━━━━━ Dataset extract ━━━━━

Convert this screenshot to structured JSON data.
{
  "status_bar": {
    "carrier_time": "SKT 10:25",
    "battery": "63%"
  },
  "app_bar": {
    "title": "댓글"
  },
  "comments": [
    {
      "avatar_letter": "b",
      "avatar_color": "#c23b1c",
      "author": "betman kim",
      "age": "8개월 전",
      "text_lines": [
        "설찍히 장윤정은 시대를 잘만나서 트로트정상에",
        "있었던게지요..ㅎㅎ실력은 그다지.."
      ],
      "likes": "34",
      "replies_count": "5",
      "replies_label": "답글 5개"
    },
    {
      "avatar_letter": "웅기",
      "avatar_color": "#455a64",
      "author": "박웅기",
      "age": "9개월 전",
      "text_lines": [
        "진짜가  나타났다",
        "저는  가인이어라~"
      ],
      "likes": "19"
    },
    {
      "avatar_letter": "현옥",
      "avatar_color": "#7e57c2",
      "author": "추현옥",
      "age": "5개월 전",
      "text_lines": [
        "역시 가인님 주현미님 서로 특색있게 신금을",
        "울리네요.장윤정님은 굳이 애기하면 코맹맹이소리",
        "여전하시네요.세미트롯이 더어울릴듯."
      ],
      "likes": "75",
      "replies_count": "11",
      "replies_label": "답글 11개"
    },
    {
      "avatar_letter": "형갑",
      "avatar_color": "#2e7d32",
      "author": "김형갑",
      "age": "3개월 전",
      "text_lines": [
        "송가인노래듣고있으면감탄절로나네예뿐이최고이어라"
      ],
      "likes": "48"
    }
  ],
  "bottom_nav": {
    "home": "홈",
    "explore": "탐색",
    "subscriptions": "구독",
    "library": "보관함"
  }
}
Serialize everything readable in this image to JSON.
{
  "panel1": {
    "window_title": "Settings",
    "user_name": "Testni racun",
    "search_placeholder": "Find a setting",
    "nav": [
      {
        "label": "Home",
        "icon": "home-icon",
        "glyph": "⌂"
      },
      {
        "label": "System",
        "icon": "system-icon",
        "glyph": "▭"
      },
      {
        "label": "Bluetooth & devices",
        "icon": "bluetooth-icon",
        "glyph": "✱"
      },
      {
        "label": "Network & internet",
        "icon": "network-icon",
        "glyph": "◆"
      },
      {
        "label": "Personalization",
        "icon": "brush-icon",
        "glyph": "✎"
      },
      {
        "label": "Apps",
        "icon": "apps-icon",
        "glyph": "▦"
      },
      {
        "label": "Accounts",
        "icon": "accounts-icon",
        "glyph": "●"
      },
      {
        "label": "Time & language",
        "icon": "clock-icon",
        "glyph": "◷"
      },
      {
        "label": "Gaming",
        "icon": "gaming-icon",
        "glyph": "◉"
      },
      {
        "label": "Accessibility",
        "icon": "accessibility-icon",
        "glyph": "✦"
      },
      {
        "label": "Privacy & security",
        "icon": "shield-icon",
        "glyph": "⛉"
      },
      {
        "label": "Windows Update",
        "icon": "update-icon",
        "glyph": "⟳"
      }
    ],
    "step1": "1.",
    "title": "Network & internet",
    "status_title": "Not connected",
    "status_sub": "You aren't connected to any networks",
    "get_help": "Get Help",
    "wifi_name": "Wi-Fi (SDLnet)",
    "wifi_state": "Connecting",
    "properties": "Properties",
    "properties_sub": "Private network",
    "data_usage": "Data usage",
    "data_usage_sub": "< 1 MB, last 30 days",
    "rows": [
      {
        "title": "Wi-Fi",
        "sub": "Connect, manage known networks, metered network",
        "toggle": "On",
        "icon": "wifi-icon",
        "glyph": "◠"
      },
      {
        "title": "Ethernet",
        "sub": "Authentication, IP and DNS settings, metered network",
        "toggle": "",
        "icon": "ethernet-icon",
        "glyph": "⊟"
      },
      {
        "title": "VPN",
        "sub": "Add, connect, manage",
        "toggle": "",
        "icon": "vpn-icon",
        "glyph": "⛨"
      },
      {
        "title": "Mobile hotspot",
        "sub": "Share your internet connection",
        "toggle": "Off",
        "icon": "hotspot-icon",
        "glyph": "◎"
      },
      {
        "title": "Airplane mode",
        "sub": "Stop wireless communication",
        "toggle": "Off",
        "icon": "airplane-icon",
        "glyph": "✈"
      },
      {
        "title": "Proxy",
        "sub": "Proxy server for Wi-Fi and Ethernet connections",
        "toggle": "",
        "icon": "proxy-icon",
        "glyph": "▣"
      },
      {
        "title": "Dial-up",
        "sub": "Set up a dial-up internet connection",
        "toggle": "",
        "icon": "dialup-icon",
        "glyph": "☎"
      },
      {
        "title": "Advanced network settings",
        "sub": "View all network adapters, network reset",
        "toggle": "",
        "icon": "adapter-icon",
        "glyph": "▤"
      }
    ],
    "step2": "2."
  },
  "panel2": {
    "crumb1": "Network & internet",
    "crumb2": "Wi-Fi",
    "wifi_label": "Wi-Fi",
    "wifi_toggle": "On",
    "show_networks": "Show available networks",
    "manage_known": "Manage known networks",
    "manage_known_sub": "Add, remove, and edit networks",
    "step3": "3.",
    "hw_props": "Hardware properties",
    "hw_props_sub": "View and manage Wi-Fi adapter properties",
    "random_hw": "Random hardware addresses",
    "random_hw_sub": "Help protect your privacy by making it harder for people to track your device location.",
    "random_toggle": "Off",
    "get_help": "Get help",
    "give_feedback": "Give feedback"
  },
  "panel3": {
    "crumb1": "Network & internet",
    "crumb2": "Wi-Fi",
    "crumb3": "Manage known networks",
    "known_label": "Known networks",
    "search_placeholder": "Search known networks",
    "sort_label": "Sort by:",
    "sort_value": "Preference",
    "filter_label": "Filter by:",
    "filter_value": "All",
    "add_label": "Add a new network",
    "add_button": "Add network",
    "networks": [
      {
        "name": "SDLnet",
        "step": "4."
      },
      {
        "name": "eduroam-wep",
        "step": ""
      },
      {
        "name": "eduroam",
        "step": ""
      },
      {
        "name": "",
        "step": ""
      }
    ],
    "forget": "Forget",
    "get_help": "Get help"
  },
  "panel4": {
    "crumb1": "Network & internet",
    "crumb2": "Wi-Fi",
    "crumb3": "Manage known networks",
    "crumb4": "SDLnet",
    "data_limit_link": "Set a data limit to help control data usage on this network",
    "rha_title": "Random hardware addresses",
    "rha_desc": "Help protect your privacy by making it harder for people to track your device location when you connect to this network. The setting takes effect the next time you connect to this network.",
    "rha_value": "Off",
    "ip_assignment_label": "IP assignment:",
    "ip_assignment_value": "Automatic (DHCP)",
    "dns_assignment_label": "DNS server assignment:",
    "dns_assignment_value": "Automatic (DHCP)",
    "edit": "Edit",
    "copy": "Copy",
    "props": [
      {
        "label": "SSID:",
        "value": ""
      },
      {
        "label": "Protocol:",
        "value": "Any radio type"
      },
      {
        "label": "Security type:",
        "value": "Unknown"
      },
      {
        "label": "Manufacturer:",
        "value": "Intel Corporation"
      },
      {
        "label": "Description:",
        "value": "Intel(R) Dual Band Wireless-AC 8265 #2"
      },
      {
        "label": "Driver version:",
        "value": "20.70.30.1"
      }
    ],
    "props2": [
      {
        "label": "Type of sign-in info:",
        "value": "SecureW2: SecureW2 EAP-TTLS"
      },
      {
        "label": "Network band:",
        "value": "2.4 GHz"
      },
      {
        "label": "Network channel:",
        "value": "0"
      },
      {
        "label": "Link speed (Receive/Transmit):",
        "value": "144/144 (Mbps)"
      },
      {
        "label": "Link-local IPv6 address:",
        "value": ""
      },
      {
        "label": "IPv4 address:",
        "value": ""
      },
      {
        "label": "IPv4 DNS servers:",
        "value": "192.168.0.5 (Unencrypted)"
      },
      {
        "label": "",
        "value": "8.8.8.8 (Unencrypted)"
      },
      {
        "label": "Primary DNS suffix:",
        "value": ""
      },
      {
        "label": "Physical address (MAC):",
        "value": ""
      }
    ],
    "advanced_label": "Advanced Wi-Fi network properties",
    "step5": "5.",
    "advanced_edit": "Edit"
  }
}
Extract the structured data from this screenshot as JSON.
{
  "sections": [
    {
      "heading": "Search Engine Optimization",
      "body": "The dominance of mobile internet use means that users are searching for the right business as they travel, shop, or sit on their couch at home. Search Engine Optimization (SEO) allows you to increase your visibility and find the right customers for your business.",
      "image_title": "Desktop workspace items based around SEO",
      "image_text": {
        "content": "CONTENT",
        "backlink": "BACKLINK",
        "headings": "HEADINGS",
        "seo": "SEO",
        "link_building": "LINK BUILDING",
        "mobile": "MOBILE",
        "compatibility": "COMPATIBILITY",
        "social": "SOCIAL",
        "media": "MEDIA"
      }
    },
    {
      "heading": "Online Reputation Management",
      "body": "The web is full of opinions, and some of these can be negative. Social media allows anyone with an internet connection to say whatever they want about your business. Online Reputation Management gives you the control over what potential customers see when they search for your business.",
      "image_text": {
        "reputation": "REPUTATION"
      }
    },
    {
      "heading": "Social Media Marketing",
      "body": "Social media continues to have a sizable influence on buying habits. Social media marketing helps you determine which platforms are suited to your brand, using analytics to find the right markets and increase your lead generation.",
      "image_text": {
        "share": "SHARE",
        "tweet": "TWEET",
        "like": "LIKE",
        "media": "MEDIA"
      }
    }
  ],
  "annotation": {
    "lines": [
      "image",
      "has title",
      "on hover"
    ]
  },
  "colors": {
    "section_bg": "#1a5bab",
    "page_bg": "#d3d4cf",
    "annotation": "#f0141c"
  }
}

━━━━━

Pick out each line that holds the string "author".

      "author": "betman kim",
      "author": "박웅기",
      "author": "추현옥",
      "author": "김형갑",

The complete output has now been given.